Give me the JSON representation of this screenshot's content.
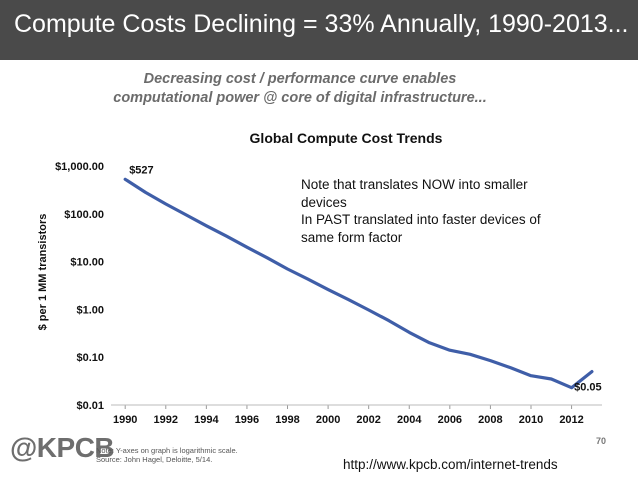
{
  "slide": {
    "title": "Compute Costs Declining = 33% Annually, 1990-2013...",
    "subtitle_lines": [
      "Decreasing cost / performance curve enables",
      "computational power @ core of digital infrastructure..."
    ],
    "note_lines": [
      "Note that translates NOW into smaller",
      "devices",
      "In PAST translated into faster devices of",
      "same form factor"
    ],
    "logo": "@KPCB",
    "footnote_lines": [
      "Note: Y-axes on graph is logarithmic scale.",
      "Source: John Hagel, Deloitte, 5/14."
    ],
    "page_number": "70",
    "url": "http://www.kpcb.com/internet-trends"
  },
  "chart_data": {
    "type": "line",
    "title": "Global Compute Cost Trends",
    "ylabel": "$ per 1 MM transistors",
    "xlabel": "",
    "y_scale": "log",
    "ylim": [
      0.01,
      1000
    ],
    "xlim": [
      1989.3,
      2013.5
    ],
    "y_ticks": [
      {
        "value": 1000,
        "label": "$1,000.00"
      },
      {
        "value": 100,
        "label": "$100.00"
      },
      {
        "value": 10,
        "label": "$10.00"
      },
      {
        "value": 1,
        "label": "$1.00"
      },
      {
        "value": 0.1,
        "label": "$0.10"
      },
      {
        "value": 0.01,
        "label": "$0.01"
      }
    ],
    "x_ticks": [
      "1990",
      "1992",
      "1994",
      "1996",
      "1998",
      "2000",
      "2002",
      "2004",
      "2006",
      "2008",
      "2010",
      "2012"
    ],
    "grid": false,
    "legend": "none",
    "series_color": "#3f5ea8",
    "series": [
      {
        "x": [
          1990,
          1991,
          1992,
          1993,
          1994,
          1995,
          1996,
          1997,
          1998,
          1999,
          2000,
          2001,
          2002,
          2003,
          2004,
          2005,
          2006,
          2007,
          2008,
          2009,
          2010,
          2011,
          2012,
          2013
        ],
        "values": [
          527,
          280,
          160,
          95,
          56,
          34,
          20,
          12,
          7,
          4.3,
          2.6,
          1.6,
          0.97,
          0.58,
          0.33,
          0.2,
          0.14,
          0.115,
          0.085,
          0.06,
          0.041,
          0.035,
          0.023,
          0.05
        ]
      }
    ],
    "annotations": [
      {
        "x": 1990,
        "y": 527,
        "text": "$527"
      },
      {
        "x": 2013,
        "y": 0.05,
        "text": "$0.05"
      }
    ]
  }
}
═══
Transcribe the material exactly, keeping every word and none of the pictures.

▶ TASK OUTPUT
Give me the JSON representation of this screenshot's content.
{
  "slide": {
    "title": "Compute Costs Declining = 33% Annually, 1990-2013...",
    "subtitle_lines": [
      "Decreasing cost / performance curve enables",
      "computational power @ core of digital infrastructure..."
    ],
    "note_lines": [
      "Note that translates NOW into smaller",
      "devices",
      "In PAST translated into faster devices of",
      "same form factor"
    ],
    "logo": "@KPCB",
    "footnote_lines": [
      "Note: Y-axes on graph is logarithmic scale.",
      "Source: John Hagel, Deloitte, 5/14."
    ],
    "page_number": "70",
    "url": "http://www.kpcb.com/internet-trends"
  },
  "chart_data": {
    "type": "line",
    "title": "Global Compute Cost Trends",
    "ylabel": "$ per 1 MM transistors",
    "xlabel": "",
    "y_scale": "log",
    "ylim": [
      0.01,
      1000
    ],
    "xlim": [
      1989.3,
      2013.5
    ],
    "y_ticks": [
      {
        "value": 1000,
        "label": "$1,000.00"
      },
      {
        "value": 100,
        "label": "$100.00"
      },
      {
        "value": 10,
        "label": "$10.00"
      },
      {
        "value": 1,
        "label": "$1.00"
      },
      {
        "value": 0.1,
        "label": "$0.10"
      },
      {
        "value": 0.01,
        "label": "$0.01"
      }
    ],
    "x_ticks": [
      "1990",
      "1992",
      "1994",
      "1996",
      "1998",
      "2000",
      "2002",
      "2004",
      "2006",
      "2008",
      "2010",
      "2012"
    ],
    "grid": false,
    "legend": "none",
    "series_color": "#3f5ea8",
    "series": [
      {
        "x": [
          1990,
          1991,
          1992,
          1993,
          1994,
          1995,
          1996,
          1997,
          1998,
          1999,
          2000,
          2001,
          2002,
          2003,
          2004,
          2005,
          2006,
          2007,
          2008,
          2009,
          2010,
          2011,
          2012,
          2013
        ],
        "values": [
          527,
          280,
          160,
          95,
          56,
          34,
          20,
          12,
          7,
          4.3,
          2.6,
          1.6,
          0.97,
          0.58,
          0.33,
          0.2,
          0.14,
          0.115,
          0.085,
          0.06,
          0.041,
          0.035,
          0.023,
          0.05
        ]
      }
    ],
    "annotations": [
      {
        "x": 1990,
        "y": 527,
        "text": "$527"
      },
      {
        "x": 2013,
        "y": 0.05,
        "text": "$0.05"
      }
    ]
  }
}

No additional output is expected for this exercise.